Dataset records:
+ + +
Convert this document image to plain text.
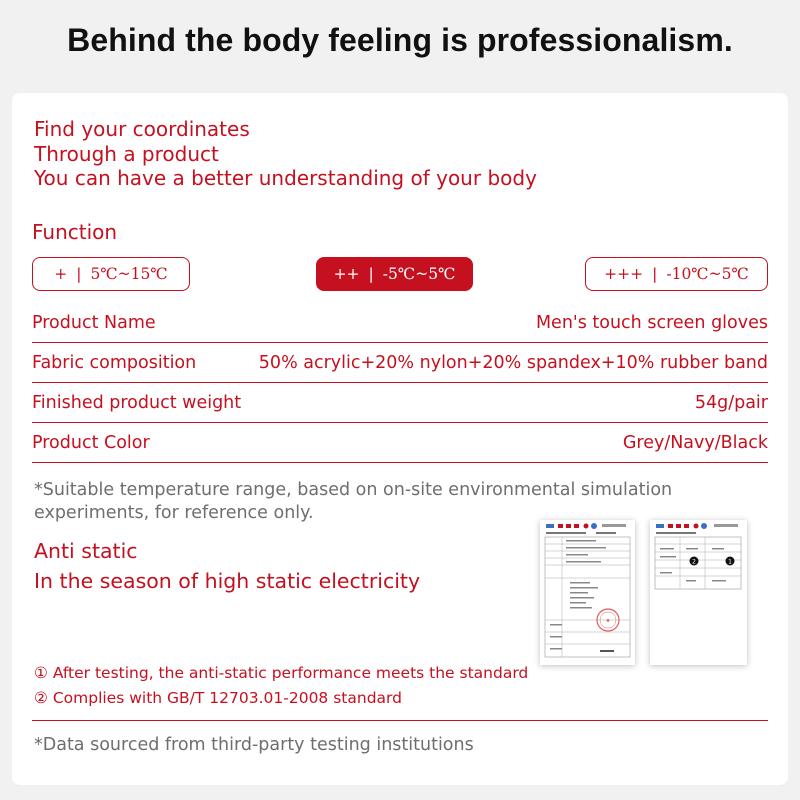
Behind the body feeling is professionalism.
Find your coordinates
Through a product
You can have a better understanding of your body
Function
+ | 5℃~15℃	++ | -5℃~5℃	+++ | -10℃~5℃
Product Name	Men's touch screen gloves
Fabric composition	50% acrylic+20% nylon+20% spandex+10% rubber band
Finished product weight	54g/pair
Product Color	Grey/Navy/Black
*Suitable temperature range, based on on-site environmental simulation experiments, for reference only.
Anti static
In the season of high static electricity
★
2	1
① After testing, the anti-static performance meets the standard
② Complies with GB/T 12703.01-2008 standard
*Data sourced from third-party testing institutions
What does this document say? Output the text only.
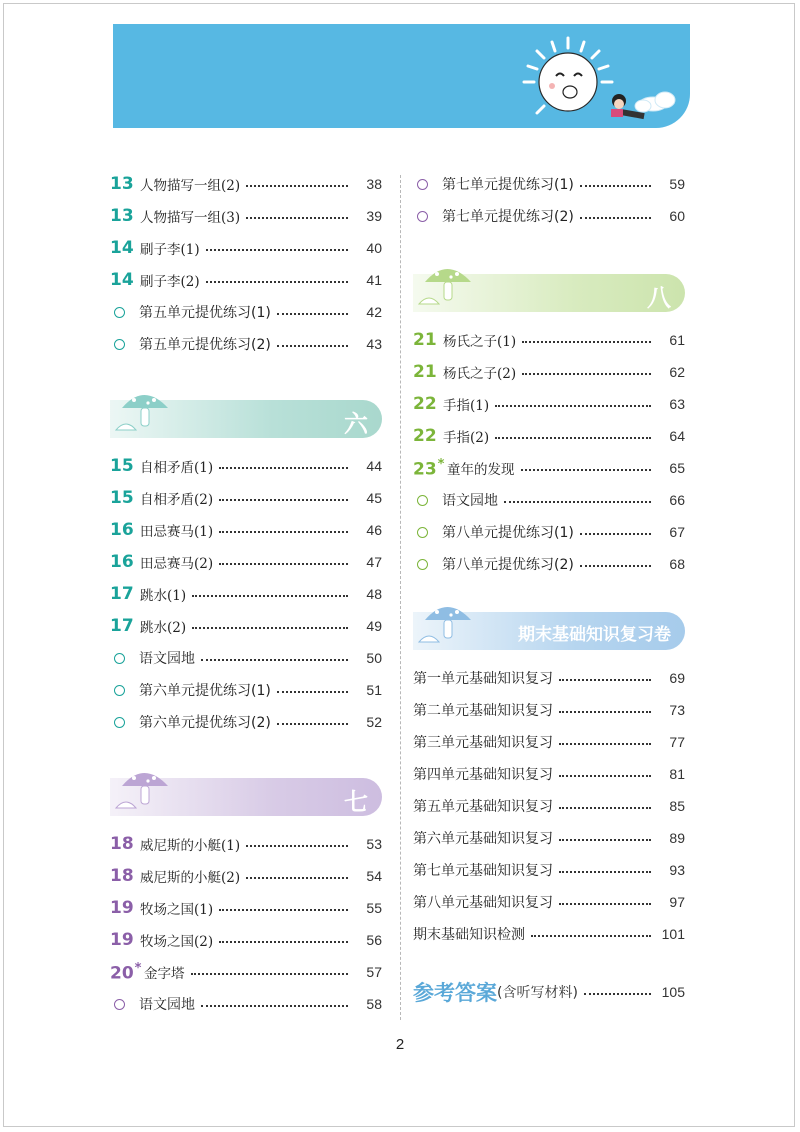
13 人物描写一组(2)	38
13 人物描写一组(3)	39
14 刷子李(1)	40
14 刷子李(2)	41
第五单元提优练习(1)	42
第五单元提优练习(2)	43
六
15 自相矛盾(1)	44
15 自相矛盾(2)	45
16 田忌赛马(1)	46
16 田忌赛马(2)	47
17 跳水(1)	48
17 跳水(2)	49
语文园地	50
第六单元提优练习(1)	51
第六单元提优练习(2)	52
七
18 威尼斯的小艇(1)	53
18 威尼斯的小艇(2)	54
19 牧场之国(1)	55
19 牧场之国(2)	56
20* 金字塔	57
语文园地	58
第七单元提优练习(1)	59
第七单元提优练习(2)	60
八
21 杨氏之子(1)	61
21 杨氏之子(2)	62
22 手指(1)	63
22 手指(2)	64
23* 童年的发现	65
语文园地	66
第八单元提优练习(1)	67
第八单元提优练习(2)	68
期末基础知识复习卷
第一单元基础知识复习	69
第二单元基础知识复习	73
第三单元基础知识复习	77
第四单元基础知识复习	81
第五单元基础知识复习	85
第六单元基础知识复习	89
第七单元基础知识复习	93
第八单元基础知识复习	97
期末基础知识检测	101
参考答案 (含听写材料)	105
2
+ + +
Exercise objective: Write the full listing out again with every line unchanged, but include no pictures.

Reply:
Convert this document image to plain text.
Behind the body feeling is professionalism.
Find your coordinates
Through a product
You can have a better understanding of your body
Function
+ | 5℃~15℃	++ | -5℃~5℃	+++ | -10℃~5℃
Product Name	Men's touch screen gloves
Fabric composition	50% acrylic+20% nylon+20% spandex+10% rubber band
Finished product weight	54g/pair
Product Color	Grey/Navy/Black
*Suitable temperature range, based on on-site environmental simulation experiments, for reference only.
Anti static
In the season of high static electricity
★
2	1
① After testing, the anti-static performance meets the standard
② Complies with GB/T 12703.01-2008 standard
*Data sourced from third-party testing institutions
What does this document say? Output the text only.
13 人物描写一组(2)	38
13 人物描写一组(3)	39
14 刷子李(1)	40
14 刷子李(2)	41
第五单元提优练习(1)	42
第五单元提优练习(2)	43
六
15 自相矛盾(1)	44
15 自相矛盾(2)	45
16 田忌赛马(1)	46
16 田忌赛马(2)	47
17 跳水(1)	48
17 跳水(2)	49
语文园地	50
第六单元提优练习(1)	51
第六单元提优练习(2)	52
七
18 威尼斯的小艇(1)	53
18 威尼斯的小艇(2)	54
19 牧场之国(1)	55
19 牧场之国(2)	56
20* 金字塔	57
语文园地	58
第七单元提优练习(1)	59
第七单元提优练习(2)	60
八
21 杨氏之子(1)	61
21 杨氏之子(2)	62
22 手指(1)	63
22 手指(2)	64
23* 童年的发现	65
语文园地	66
第八单元提优练习(1)	67
第八单元提优练习(2)	68
期末基础知识复习卷
第一单元基础知识复习	69
第二单元基础知识复习	73
第三单元基础知识复习	77
第四单元基础知识复习	81
第五单元基础知识复习	85
第六单元基础知识复习	89
第七单元基础知识复习	93
第八单元基础知识复习	97
期末基础知识检测	101
参考答案 (含听写材料)	105
2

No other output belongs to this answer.